======== Records to use ========

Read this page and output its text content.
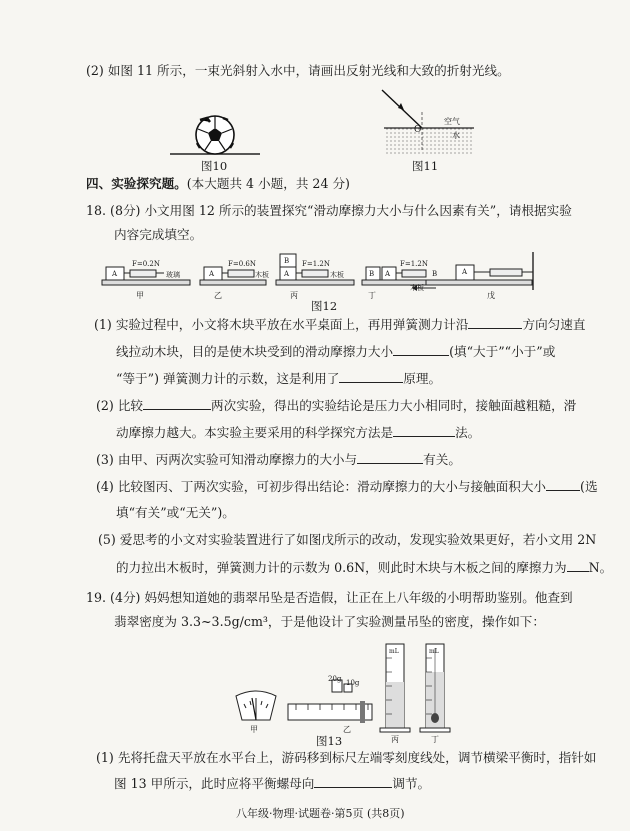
(2) 如图 11 所示，一束光斜射入水中，请画出反射光线和大致的折射光线。
图10
O
空气
水
图11
四、实验探究题。(本大题共 4 小题，共 24 分)
18. (8分) 小文用图 12 所示的装置探究“滑动摩擦力大小与什么因素有关”，请根据实验
内容完成填空。
A
F=0.2N
玻璃	A
F=0.6N
木板
B
A
F=1.2N
木板	B A
F=1.2N
木板
B	A
甲	乙	丙	丁	戊
图12
(1) 实验过程中，小文将木块平放在水平桌面上，再用弹簧测力计沿	方向匀速直
线拉动木块，目的是使木块受到的滑动摩擦力大小	(填“大于”“小于”或
“等于”) 弹簧测力计的示数，这是利用了	原理。
(2) 比较	两次实验，得出的实验结论是压力大小相同时，接触面越粗糙，滑
动摩擦力越大。本实验主要采用的科学探究方法是	法。
(3) 由甲、丙两次实验可知滑动摩擦力的大小与	有关。
(4) 比较图丙、丁两次实验，可初步得出结论：滑动摩擦力的大小与接触面积大小	(选
填“有关”或“无关”)。
(5) 爱思考的小文对实验装置进行了如图戊所示的改动，发现实验效果更好，若小文用 2N
的力拉出木板时，弹簧测力计的示数为 0.6N，则此时木块与木板之间的摩擦力为 N。
19. (4分) 妈妈想知道她的翡翠吊坠是否造假，让正在上八年级的小明帮助鉴别。他查到
翡翠密度为 3.3~3.5g/cm³，于是他设计了实验测量吊坠的密度，操作如下：
20g 10g
mL	mL
甲	乙
丙	丁
图13
(1) 先将托盘天平放在水平台上，游码移到标尺左端零刻度线处，调节横梁平衡时，指针如
图 13 甲所示，此时应将平衡螺母向	调节。
八年级·物理·试题卷·第5页 (共8页)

========

• [Your objective]: The material above must be printed exactly, with its pictures left out.

• [Answer]:
Read this page and output its text content.
(2) 如图 11 所示，一束光斜射入水中，请画出反射光线和大致的折射光线。
图10
O
空气
水
图11
四、实验探究题。(本大题共 4 小题，共 24 分)
18. (8分) 小文用图 12 所示的装置探究“滑动摩擦力大小与什么因素有关”，请根据实验
内容完成填空。
A
F=0.2N
玻璃	A
F=0.6N
木板
B
A
F=1.2N
木板	B A
F=1.2N
木板
B	A
甲	乙	丙	丁	戊
图12
(1) 实验过程中，小文将木块平放在水平桌面上，再用弹簧测力计沿	方向匀速直
线拉动木块，目的是使木块受到的滑动摩擦力大小	(填“大于”“小于”或
“等于”) 弹簧测力计的示数，这是利用了	原理。
(2) 比较	两次实验，得出的实验结论是压力大小相同时，接触面越粗糙，滑
动摩擦力越大。本实验主要采用的科学探究方法是	法。
(3) 由甲、丙两次实验可知滑动摩擦力的大小与	有关。
(4) 比较图丙、丁两次实验，可初步得出结论：滑动摩擦力的大小与接触面积大小	(选
填“有关”或“无关”)。
(5) 爱思考的小文对实验装置进行了如图戊所示的改动，发现实验效果更好，若小文用 2N
的力拉出木板时，弹簧测力计的示数为 0.6N，则此时木块与木板之间的摩擦力为 N。
19. (4分) 妈妈想知道她的翡翠吊坠是否造假，让正在上八年级的小明帮助鉴别。他查到
翡翠密度为 3.3~3.5g/cm³，于是他设计了实验测量吊坠的密度，操作如下：
20g 10g
mL	mL
甲	乙
丙	丁
图13
(1) 先将托盘天平放在水平台上，游码移到标尺左端零刻度线处，调节横梁平衡时，指针如
图 13 甲所示，此时应将平衡螺母向	调节。
八年级·物理·试题卷·第5页 (共8页)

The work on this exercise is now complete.